(Extracted data entries)

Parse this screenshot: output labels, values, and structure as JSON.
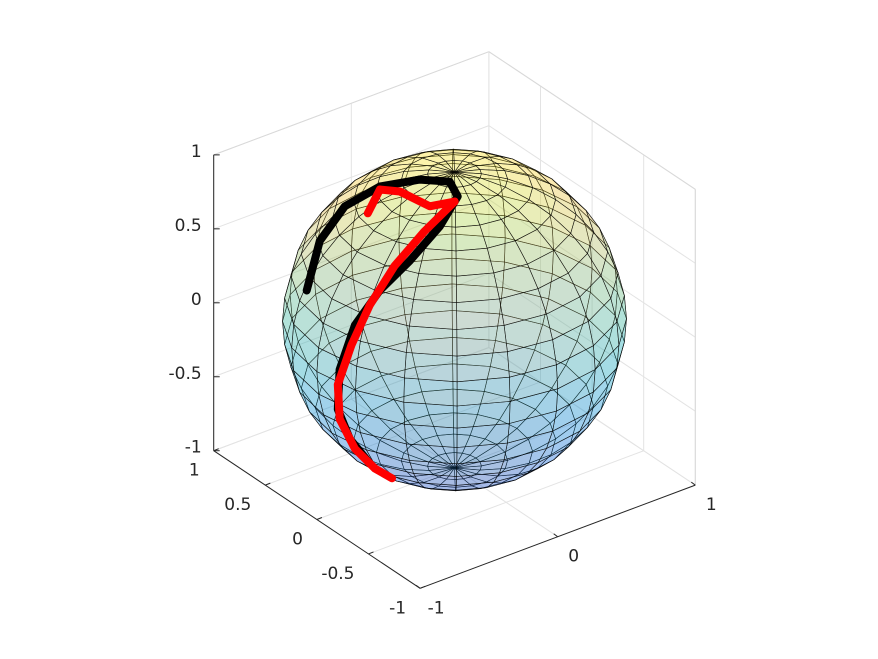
{
  "chart_data": {
    "type": "sphere3d",
    "xlim": [
      -1,
      1
    ],
    "ylim": [
      -1,
      1
    ],
    "zlim": [
      -1,
      1
    ],
    "xticks": [
      -1,
      0,
      1
    ],
    "yticks": [
      -1,
      -0.5,
      0,
      0.5,
      1
    ],
    "zticks": [
      -1,
      -0.5,
      0,
      0.5,
      1
    ],
    "grid": true,
    "series": [
      {
        "color": "#000000",
        "x": [
          -0.886,
          -0.702,
          -0.508,
          -0.341,
          -0.187,
          -0.079,
          -0.123,
          -0.332,
          -0.57,
          -0.754,
          -0.895,
          -0.977,
          -0.968,
          -0.892,
          -0.76
        ],
        "y": [
          0.251,
          0.369,
          0.386,
          0.268,
          0.087,
          -0.058,
          -0.195,
          -0.301,
          -0.326,
          -0.281,
          -0.228,
          -0.189,
          -0.16,
          -0.175,
          -0.193
        ],
        "z": [
          0.392,
          0.608,
          0.766,
          0.897,
          0.974,
          0.99,
          0.969,
          0.89,
          0.75,
          0.593,
          0.383,
          0.093,
          -0.191,
          -0.411,
          -0.615
        ]
      },
      {
        "color": "#ff0000",
        "x": [
          -0.523,
          -0.362,
          -0.325,
          -0.292,
          -0.161,
          -0.415,
          -0.64,
          -0.818,
          -0.932,
          -0.984,
          -0.95,
          -0.849,
          -0.717,
          -0.598
        ],
        "y": [
          0.143,
          0.24,
          0.097,
          -0.15,
          -0.217,
          -0.263,
          -0.273,
          -0.268,
          -0.245,
          -0.181,
          -0.154,
          -0.167,
          -0.185,
          -0.192
        ],
        "z": [
          0.837,
          0.897,
          0.937,
          0.94,
          0.958,
          0.867,
          0.716,
          0.509,
          0.27,
          -0.009,
          -0.266,
          -0.496,
          -0.668,
          -0.772
        ]
      }
    ]
  }
}
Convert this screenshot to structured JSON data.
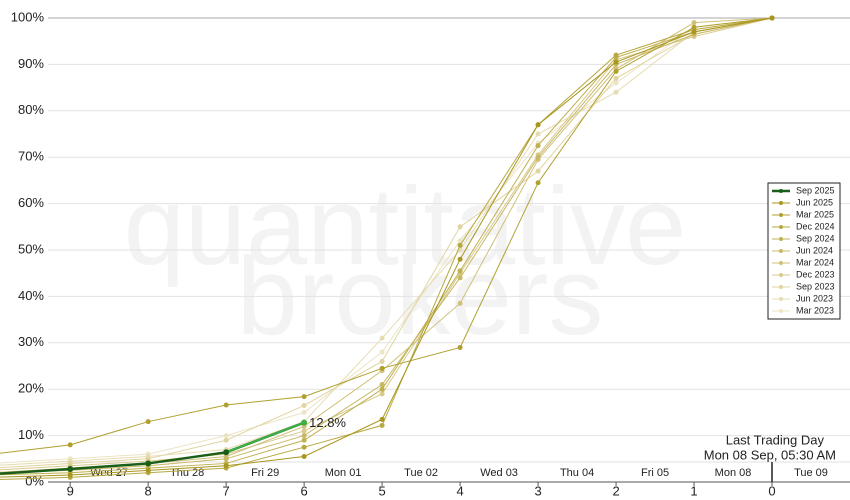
{
  "chart_data": {
    "type": "line",
    "watermark": [
      "quantitative",
      "brokers"
    ],
    "annotation": [
      "Last Trading Day",
      "Mon 08 Sep, 05:30 AM"
    ],
    "date_labels": [
      "Wed 27",
      "Thu 28",
      "Fri 29",
      "Mon 01",
      "Tue 02",
      "Wed 03",
      "Thu 04",
      "Fri 05",
      "Mon 08",
      "Tue 09"
    ],
    "x": [
      10,
      9,
      8,
      7,
      6,
      5,
      4,
      3,
      2,
      1,
      0
    ],
    "xlim": [
      9.9,
      -1.0
    ],
    "xticks": [
      9,
      8,
      7,
      6,
      5,
      4,
      3,
      2,
      1,
      0
    ],
    "ylim": [
      0,
      100
    ],
    "yticks": [
      {
        "value": 0,
        "label": "0%"
      },
      {
        "value": 10,
        "label": "10%"
      },
      {
        "value": 20,
        "label": "20%"
      },
      {
        "value": 30,
        "label": "30%"
      },
      {
        "value": 40,
        "label": "40%"
      },
      {
        "value": 50,
        "label": "50%"
      },
      {
        "value": 60,
        "label": "60%"
      },
      {
        "value": 70,
        "label": "70%"
      },
      {
        "value": 80,
        "label": "80%"
      },
      {
        "value": 90,
        "label": "90%"
      },
      {
        "value": 100,
        "label": "100%"
      }
    ],
    "grid": true,
    "legend": "right",
    "last_segment_color": "#3cb043",
    "series": [
      {
        "name": "Sep 2025",
        "color": "#1a5e1a",
        "values": [
          1.7,
          2.8,
          4.0,
          6.4,
          12.8,
          null,
          null,
          null,
          null,
          null,
          null
        ],
        "value_labels": [
          null,
          null,
          null,
          null,
          "12.8%",
          null,
          null,
          null,
          null,
          null,
          null
        ]
      },
      {
        "name": "Jun 2025",
        "color": "#a8961e",
        "values": [
          1,
          1.5,
          2.5,
          3.5,
          5.5,
          13.5,
          48,
          77,
          90.5,
          97,
          100
        ]
      },
      {
        "name": "Mar 2025",
        "color": "#b0a030",
        "values": [
          6,
          8,
          13,
          16.6,
          18.4,
          24.5,
          29,
          64.5,
          88.5,
          98,
          100
        ]
      },
      {
        "name": "Dec 2024",
        "color": "#b8a840",
        "values": [
          0.5,
          1,
          2,
          3,
          7.5,
          12.2,
          51,
          77,
          92,
          97.5,
          100
        ]
      },
      {
        "name": "Sep 2024",
        "color": "#c0b050",
        "values": [
          1.5,
          2,
          3,
          4,
          9,
          20,
          45.5,
          72.5,
          91.5,
          97,
          100
        ]
      },
      {
        "name": "Jun 2024",
        "color": "#c8b865",
        "values": [
          2,
          2.5,
          3.5,
          5,
          10,
          21,
          44,
          70,
          90,
          96.5,
          100
        ]
      },
      {
        "name": "Mar 2024",
        "color": "#d0c078",
        "values": [
          2,
          3,
          4,
          5.5,
          12,
          24,
          38.5,
          69.5,
          89,
          99,
          100
        ]
      },
      {
        "name": "Dec 2023",
        "color": "#d8ca8c",
        "values": [
          2.5,
          3.5,
          4.5,
          6,
          11,
          19,
          45,
          70.5,
          91,
          96,
          100
        ]
      },
      {
        "name": "Sep 2023",
        "color": "#e0d4a0",
        "values": [
          3,
          4,
          5,
          9,
          16.5,
          26,
          55,
          67,
          87,
          96.5,
          100
        ]
      },
      {
        "name": "Jun 2023",
        "color": "#e6dcb2",
        "values": [
          3.5,
          4.5,
          5.5,
          7,
          13,
          31,
          50,
          75,
          84,
          97,
          100
        ]
      },
      {
        "name": "Mar 2023",
        "color": "#ece4c4",
        "values": [
          4,
          5,
          6,
          10,
          15,
          28,
          52,
          73,
          86,
          98,
          100
        ]
      }
    ]
  }
}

--- Set exercise ---
Copy out each line exactly, without the pictures.

--- Answer to the exercise ---
Parse this screenshot: output labels, values, and structure as JSON.
{
  "chart_data": {
    "type": "sphere3d",
    "xlim": [
      -1,
      1
    ],
    "ylim": [
      -1,
      1
    ],
    "zlim": [
      -1,
      1
    ],
    "xticks": [
      -1,
      0,
      1
    ],
    "yticks": [
      -1,
      -0.5,
      0,
      0.5,
      1
    ],
    "zticks": [
      -1,
      -0.5,
      0,
      0.5,
      1
    ],
    "grid": true,
    "series": [
      {
        "color": "#000000",
        "x": [
          -0.886,
          -0.702,
          -0.508,
          -0.341,
          -0.187,
          -0.079,
          -0.123,
          -0.332,
          -0.57,
          -0.754,
          -0.895,
          -0.977,
          -0.968,
          -0.892,
          -0.76
        ],
        "y": [
          0.251,
          0.369,
          0.386,
          0.268,
          0.087,
          -0.058,
          -0.195,
          -0.301,
          -0.326,
          -0.281,
          -0.228,
          -0.189,
          -0.16,
          -0.175,
          -0.193
        ],
        "z": [
          0.392,
          0.608,
          0.766,
          0.897,
          0.974,
          0.99,
          0.969,
          0.89,
          0.75,
          0.593,
          0.383,
          0.093,
          -0.191,
          -0.411,
          -0.615
        ]
      },
      {
        "color": "#ff0000",
        "x": [
          -0.523,
          -0.362,
          -0.325,
          -0.292,
          -0.161,
          -0.415,
          -0.64,
          -0.818,
          -0.932,
          -0.984,
          -0.95,
          -0.849,
          -0.717,
          -0.598
        ],
        "y": [
          0.143,
          0.24,
          0.097,
          -0.15,
          -0.217,
          -0.263,
          -0.273,
          -0.268,
          -0.245,
          -0.181,
          -0.154,
          -0.167,
          -0.185,
          -0.192
        ],
        "z": [
          0.837,
          0.897,
          0.937,
          0.94,
          0.958,
          0.867,
          0.716,
          0.509,
          0.27,
          -0.009,
          -0.266,
          -0.496,
          -0.668,
          -0.772
        ]
      }
    ]
  }
}
Convert this screenshot to structured JSON data.
{
  "chart_data": {
    "type": "line",
    "watermark": [
      "quantitative",
      "brokers"
    ],
    "annotation": [
      "Last Trading Day",
      "Mon 08 Sep, 05:30 AM"
    ],
    "date_labels": [
      "Wed 27",
      "Thu 28",
      "Fri 29",
      "Mon 01",
      "Tue 02",
      "Wed 03",
      "Thu 04",
      "Fri 05",
      "Mon 08",
      "Tue 09"
    ],
    "x": [
      10,
      9,
      8,
      7,
      6,
      5,
      4,
      3,
      2,
      1,
      0
    ],
    "xlim": [
      9.9,
      -1.0
    ],
    "xticks": [
      9,
      8,
      7,
      6,
      5,
      4,
      3,
      2,
      1,
      0
    ],
    "ylim": [
      0,
      100
    ],
    "yticks": [
      {
        "value": 0,
        "label": "0%"
      },
      {
        "value": 10,
        "label": "10%"
      },
      {
        "value": 20,
        "label": "20%"
      },
      {
        "value": 30,
        "label": "30%"
      },
      {
        "value": 40,
        "label": "40%"
      },
      {
        "value": 50,
        "label": "50%"
      },
      {
        "value": 60,
        "label": "60%"
      },
      {
        "value": 70,
        "label": "70%"
      },
      {
        "value": 80,
        "label": "80%"
      },
      {
        "value": 90,
        "label": "90%"
      },
      {
        "value": 100,
        "label": "100%"
      }
    ],
    "grid": true,
    "legend": "right",
    "last_segment_color": "#3cb043",
    "series": [
      {
        "name": "Sep 2025",
        "color": "#1a5e1a",
        "values": [
          1.7,
          2.8,
          4.0,
          6.4,
          12.8,
          null,
          null,
          null,
          null,
          null,
          null
        ],
        "value_labels": [
          null,
          null,
          null,
          null,
          "12.8%",
          null,
          null,
          null,
          null,
          null,
          null
        ]
      },
      {
        "name": "Jun 2025",
        "color": "#a8961e",
        "values": [
          1,
          1.5,
          2.5,
          3.5,
          5.5,
          13.5,
          48,
          77,
          90.5,
          97,
          100
        ]
      },
      {
        "name": "Mar 2025",
        "color": "#b0a030",
        "values": [
          6,
          8,
          13,
          16.6,
          18.4,
          24.5,
          29,
          64.5,
          88.5,
          98,
          100
        ]
      },
      {
        "name": "Dec 2024",
        "color": "#b8a840",
        "values": [
          0.5,
          1,
          2,
          3,
          7.5,
          12.2,
          51,
          77,
          92,
          97.5,
          100
        ]
      },
      {
        "name": "Sep 2024",
        "color": "#c0b050",
        "values": [
          1.5,
          2,
          3,
          4,
          9,
          20,
          45.5,
          72.5,
          91.5,
          97,
          100
        ]
      },
      {
        "name": "Jun 2024",
        "color": "#c8b865",
        "values": [
          2,
          2.5,
          3.5,
          5,
          10,
          21,
          44,
          70,
          90,
          96.5,
          100
        ]
      },
      {
        "name": "Mar 2024",
        "color": "#d0c078",
        "values": [
          2,
          3,
          4,
          5.5,
          12,
          24,
          38.5,
          69.5,
          89,
          99,
          100
        ]
      },
      {
        "name": "Dec 2023",
        "color": "#d8ca8c",
        "values": [
          2.5,
          3.5,
          4.5,
          6,
          11,
          19,
          45,
          70.5,
          91,
          96,
          100
        ]
      },
      {
        "name": "Sep 2023",
        "color": "#e0d4a0",
        "values": [
          3,
          4,
          5,
          9,
          16.5,
          26,
          55,
          67,
          87,
          96.5,
          100
        ]
      },
      {
        "name": "Jun 2023",
        "color": "#e6dcb2",
        "values": [
          3.5,
          4.5,
          5.5,
          7,
          13,
          31,
          50,
          75,
          84,
          97,
          100
        ]
      },
      {
        "name": "Mar 2023",
        "color": "#ece4c4",
        "values": [
          4,
          5,
          6,
          10,
          15,
          28,
          52,
          73,
          86,
          98,
          100
        ]
      }
    ]
  }
}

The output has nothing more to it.